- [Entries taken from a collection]
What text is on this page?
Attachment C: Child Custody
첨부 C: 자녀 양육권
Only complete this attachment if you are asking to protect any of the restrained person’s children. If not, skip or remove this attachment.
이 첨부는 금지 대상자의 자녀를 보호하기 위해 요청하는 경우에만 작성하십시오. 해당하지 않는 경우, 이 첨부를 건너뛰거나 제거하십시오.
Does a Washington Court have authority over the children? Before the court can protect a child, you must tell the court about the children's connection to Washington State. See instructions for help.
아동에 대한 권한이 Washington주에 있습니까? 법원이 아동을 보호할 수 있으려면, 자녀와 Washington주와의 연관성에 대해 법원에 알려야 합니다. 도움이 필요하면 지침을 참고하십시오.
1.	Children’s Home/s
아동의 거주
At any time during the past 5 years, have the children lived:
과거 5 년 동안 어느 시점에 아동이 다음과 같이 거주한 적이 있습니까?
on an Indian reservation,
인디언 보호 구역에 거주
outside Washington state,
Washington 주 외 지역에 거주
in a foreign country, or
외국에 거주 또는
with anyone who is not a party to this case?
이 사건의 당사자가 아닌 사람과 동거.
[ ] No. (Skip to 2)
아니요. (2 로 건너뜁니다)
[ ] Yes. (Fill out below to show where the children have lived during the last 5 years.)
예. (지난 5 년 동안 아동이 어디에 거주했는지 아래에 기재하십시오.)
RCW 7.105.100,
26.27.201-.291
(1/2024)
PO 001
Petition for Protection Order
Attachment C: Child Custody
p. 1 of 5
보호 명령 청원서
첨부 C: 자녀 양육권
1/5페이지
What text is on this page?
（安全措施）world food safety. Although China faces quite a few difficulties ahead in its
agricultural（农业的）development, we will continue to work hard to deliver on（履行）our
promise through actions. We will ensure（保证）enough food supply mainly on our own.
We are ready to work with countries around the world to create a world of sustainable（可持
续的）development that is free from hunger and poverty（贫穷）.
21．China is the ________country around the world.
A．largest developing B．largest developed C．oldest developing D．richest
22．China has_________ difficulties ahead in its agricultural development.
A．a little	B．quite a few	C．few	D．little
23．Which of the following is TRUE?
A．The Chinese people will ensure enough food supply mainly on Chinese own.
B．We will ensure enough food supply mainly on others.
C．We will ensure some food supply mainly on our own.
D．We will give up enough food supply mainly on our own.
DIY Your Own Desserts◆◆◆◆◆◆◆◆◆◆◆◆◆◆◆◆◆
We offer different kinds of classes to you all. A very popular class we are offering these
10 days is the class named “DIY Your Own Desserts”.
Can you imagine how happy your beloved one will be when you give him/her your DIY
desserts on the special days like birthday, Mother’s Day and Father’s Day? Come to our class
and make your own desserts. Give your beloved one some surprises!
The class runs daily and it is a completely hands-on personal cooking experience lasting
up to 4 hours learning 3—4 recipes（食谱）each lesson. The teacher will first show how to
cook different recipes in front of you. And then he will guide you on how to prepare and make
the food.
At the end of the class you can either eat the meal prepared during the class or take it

- [WHAT TO PRODUCE] Examine the data above and state how many of its lines contain the word "will", with no further remarks.

- [ANSWER IN FULL] 9